[Some records]
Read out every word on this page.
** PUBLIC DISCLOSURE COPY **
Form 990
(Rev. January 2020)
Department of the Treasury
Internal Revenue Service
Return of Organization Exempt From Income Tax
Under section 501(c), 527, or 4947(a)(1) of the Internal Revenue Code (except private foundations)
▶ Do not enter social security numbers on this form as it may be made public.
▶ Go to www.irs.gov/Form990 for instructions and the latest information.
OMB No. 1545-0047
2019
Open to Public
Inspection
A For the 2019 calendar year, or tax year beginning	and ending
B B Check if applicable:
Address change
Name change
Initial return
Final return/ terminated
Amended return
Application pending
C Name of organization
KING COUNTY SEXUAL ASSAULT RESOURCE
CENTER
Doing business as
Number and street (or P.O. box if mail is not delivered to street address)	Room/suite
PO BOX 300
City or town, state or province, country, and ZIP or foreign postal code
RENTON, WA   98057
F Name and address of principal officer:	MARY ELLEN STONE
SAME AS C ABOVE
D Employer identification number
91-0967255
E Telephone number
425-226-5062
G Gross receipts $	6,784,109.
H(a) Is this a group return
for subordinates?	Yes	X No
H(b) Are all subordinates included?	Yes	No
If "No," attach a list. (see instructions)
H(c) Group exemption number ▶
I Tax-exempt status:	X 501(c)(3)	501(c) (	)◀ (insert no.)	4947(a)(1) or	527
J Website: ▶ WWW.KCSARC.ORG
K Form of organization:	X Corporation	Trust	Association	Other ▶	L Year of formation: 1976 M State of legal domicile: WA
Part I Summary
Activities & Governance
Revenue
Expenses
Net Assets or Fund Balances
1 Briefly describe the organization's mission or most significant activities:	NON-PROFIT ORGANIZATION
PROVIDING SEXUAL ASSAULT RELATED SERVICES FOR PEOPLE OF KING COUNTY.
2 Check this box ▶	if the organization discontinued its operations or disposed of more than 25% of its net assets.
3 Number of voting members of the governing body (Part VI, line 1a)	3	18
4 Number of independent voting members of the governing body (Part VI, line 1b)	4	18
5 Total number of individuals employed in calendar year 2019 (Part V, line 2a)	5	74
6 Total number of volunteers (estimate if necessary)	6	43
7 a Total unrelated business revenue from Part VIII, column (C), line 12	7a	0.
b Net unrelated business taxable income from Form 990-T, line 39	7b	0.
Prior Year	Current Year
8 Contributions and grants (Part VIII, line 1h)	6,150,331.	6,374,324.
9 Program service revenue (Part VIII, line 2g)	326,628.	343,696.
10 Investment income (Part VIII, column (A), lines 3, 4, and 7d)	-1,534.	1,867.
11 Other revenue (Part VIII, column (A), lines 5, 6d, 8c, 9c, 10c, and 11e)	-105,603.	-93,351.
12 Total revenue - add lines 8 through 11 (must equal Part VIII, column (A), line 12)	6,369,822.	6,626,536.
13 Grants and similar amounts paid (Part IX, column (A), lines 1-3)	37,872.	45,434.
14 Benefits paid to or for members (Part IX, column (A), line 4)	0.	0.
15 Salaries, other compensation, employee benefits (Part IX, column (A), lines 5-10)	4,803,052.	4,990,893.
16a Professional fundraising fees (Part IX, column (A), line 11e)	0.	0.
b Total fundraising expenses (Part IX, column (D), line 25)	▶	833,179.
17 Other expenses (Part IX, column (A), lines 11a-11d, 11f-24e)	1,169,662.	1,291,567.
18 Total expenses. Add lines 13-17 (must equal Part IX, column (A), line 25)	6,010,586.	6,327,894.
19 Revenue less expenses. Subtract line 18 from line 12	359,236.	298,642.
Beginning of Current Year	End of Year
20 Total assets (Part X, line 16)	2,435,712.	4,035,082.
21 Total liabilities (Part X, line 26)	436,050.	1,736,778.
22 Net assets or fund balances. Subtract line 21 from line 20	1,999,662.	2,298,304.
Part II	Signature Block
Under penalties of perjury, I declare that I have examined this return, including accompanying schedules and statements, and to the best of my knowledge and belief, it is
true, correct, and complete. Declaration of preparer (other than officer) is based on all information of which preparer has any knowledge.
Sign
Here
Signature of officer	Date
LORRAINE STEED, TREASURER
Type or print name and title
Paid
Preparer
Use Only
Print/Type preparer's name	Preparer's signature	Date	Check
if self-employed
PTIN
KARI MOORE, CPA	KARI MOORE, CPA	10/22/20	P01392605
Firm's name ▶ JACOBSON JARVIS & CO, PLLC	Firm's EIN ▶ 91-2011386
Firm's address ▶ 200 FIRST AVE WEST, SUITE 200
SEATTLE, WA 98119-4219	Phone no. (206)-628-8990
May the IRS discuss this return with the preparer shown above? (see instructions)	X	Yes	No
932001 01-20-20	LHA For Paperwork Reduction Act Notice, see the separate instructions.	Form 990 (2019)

### Required work:
Extract the complete set of records unchanged.

### Answer to the exercise:
Read out every word on this page.
** PUBLIC DISCLOSURE COPY **
Form 990
(Rev. January 2020)
Department of the Treasury
Internal Revenue Service
Return of Organization Exempt From Income Tax
Under section 501(c), 527, or 4947(a)(1) of the Internal Revenue Code (except private foundations)
▶ Do not enter social security numbers on this form as it may be made public.
▶ Go to www.irs.gov/Form990 for instructions and the latest information.
OMB No. 1545-0047
2019
Open to Public
Inspection
A For the 2019 calendar year, or tax year beginning	and ending
B B Check if applicable:
Address change
Name change
Initial return
Final return/ terminated
Amended return
Application pending
C Name of organization
KING COUNTY SEXUAL ASSAULT RESOURCE
CENTER
Doing business as
Number and street (or P.O. box if mail is not delivered to street address)	Room/suite
PO BOX 300
City or town, state or province, country, and ZIP or foreign postal code
RENTON, WA   98057
F Name and address of principal officer:	MARY ELLEN STONE
SAME AS C ABOVE
D Employer identification number
91-0967255
E Telephone number
425-226-5062
G Gross receipts $	6,784,109.
H(a) Is this a group return
for subordinates?	Yes	X No
H(b) Are all subordinates included?	Yes	No
If "No," attach a list. (see instructions)
H(c) Group exemption number ▶
I Tax-exempt status:	X 501(c)(3)	501(c) (	)◀ (insert no.)	4947(a)(1) or	527
J Website: ▶ WWW.KCSARC.ORG
K Form of organization:	X Corporation	Trust	Association	Other ▶	L Year of formation: 1976 M State of legal domicile: WA
Part I Summary
Activities & Governance
Revenue
Expenses
Net Assets or Fund Balances
1 Briefly describe the organization's mission or most significant activities:	NON-PROFIT ORGANIZATION
PROVIDING SEXUAL ASSAULT RELATED SERVICES FOR PEOPLE OF KING COUNTY.
2 Check this box ▶	if the organization discontinued its operations or disposed of more than 25% of its net assets.
3 Number of voting members of the governing body (Part VI, line 1a)	3	18
4 Number of independent voting members of the governing body (Part VI, line 1b)	4	18
5 Total number of individuals employed in calendar year 2019 (Part V, line 2a)	5	74
6 Total number of volunteers (estimate if necessary)	6	43
7 a Total unrelated business revenue from Part VIII, column (C), line 12	7a	0.
b Net unrelated business taxable income from Form 990-T, line 39	7b	0.
Prior Year	Current Year
8 Contributions and grants (Part VIII, line 1h)	6,150,331.	6,374,324.
9 Program service revenue (Part VIII, line 2g)	326,628.	343,696.
10 Investment income (Part VIII, column (A), lines 3, 4, and 7d)	-1,534.	1,867.
11 Other revenue (Part VIII, column (A), lines 5, 6d, 8c, 9c, 10c, and 11e)	-105,603.	-93,351.
12 Total revenue - add lines 8 through 11 (must equal Part VIII, column (A), line 12)	6,369,822.	6,626,536.
13 Grants and similar amounts paid (Part IX, column (A), lines 1-3)	37,872.	45,434.
14 Benefits paid to or for members (Part IX, column (A), line 4)	0.	0.
15 Salaries, other compensation, employee benefits (Part IX, column (A), lines 5-10)	4,803,052.	4,990,893.
16a Professional fundraising fees (Part IX, column (A), line 11e)	0.	0.
b Total fundraising expenses (Part IX, column (D), line 25)	▶	833,179.
17 Other expenses (Part IX, column (A), lines 11a-11d, 11f-24e)	1,169,662.	1,291,567.
18 Total expenses. Add lines 13-17 (must equal Part IX, column (A), line 25)	6,010,586.	6,327,894.
19 Revenue less expenses. Subtract line 18 from line 12	359,236.	298,642.
Beginning of Current Year	End of Year
20 Total assets (Part X, line 16)	2,435,712.	4,035,082.
21 Total liabilities (Part X, line 26)	436,050.	1,736,778.
22 Net assets or fund balances. Subtract line 21 from line 20	1,999,662.	2,298,304.
Part II	Signature Block
Under penalties of perjury, I declare that I have examined this return, including accompanying schedules and statements, and to the best of my knowledge and belief, it is
true, correct, and complete. Declaration of preparer (other than officer) is based on all information of which preparer has any knowledge.
Sign
Here
Signature of officer	Date
LORRAINE STEED, TREASURER
Type or print name and title
Paid
Preparer
Use Only
Print/Type preparer's name	Preparer's signature	Date	Check
if self-employed
PTIN
KARI MOORE, CPA	KARI MOORE, CPA	10/22/20	P01392605
Firm's name ▶ JACOBSON JARVIS & CO, PLLC	Firm's EIN ▶ 91-2011386
Firm's address ▶ 200 FIRST AVE WEST, SUITE 200
SEATTLE, WA 98119-4219	Phone no. (206)-628-8990
May the IRS discuss this return with the preparer shown above? (see instructions)	X	Yes	No
932001 01-20-20	LHA For Paperwork Reduction Act Notice, see the separate instructions.	Form 990 (2019)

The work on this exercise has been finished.